Short task | Without the images, write out all of the following entries exactly.

Records for processing |
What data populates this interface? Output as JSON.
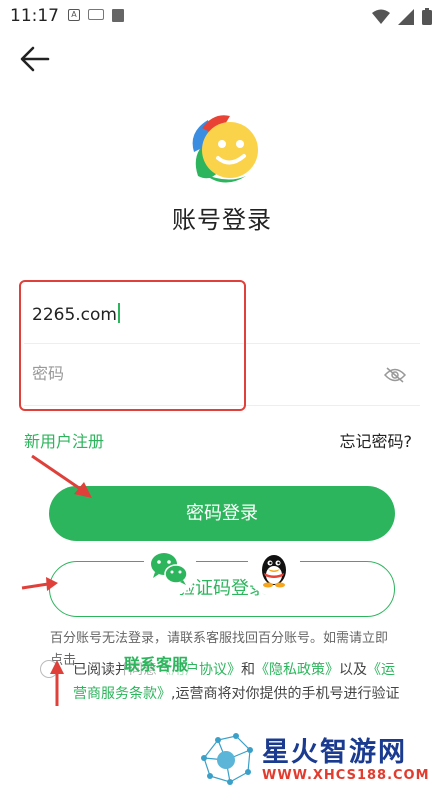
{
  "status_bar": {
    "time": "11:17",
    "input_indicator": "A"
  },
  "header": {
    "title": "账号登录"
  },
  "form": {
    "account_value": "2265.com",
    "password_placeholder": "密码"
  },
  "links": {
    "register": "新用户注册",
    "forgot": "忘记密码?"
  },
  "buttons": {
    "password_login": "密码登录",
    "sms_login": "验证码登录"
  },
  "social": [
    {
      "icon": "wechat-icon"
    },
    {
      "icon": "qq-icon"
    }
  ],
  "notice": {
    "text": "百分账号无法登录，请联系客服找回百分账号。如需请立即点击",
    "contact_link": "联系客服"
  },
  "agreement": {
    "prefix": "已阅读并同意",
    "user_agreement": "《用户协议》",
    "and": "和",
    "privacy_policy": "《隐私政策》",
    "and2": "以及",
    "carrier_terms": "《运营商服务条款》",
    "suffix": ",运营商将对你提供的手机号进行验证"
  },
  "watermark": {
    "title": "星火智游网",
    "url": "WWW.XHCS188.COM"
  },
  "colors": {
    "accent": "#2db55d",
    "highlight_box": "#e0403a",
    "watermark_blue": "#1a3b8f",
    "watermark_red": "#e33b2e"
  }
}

Result |
What data populates this interface? Output as JSON.
{
  "status_bar": {
    "time": "11:17",
    "input_indicator": "A"
  },
  "header": {
    "title": "账号登录"
  },
  "form": {
    "account_value": "2265.com",
    "password_placeholder": "密码"
  },
  "links": {
    "register": "新用户注册",
    "forgot": "忘记密码?"
  },
  "buttons": {
    "password_login": "密码登录",
    "sms_login": "验证码登录"
  },
  "social": [
    {
      "icon": "wechat-icon"
    },
    {
      "icon": "qq-icon"
    }
  ],
  "notice": {
    "text": "百分账号无法登录，请联系客服找回百分账号。如需请立即点击",
    "contact_link": "联系客服"
  },
  "agreement": {
    "prefix": "已阅读并同意",
    "user_agreement": "《用户协议》",
    "and": "和",
    "privacy_policy": "《隐私政策》",
    "and2": "以及",
    "carrier_terms": "《运营商服务条款》",
    "suffix": ",运营商将对你提供的手机号进行验证"
  },
  "watermark": {
    "title": "星火智游网",
    "url": "WWW.XHCS188.COM"
  },
  "colors": {
    "accent": "#2db55d",
    "highlight_box": "#e0403a",
    "watermark_blue": "#1a3b8f",
    "watermark_red": "#e33b2e"
  }
}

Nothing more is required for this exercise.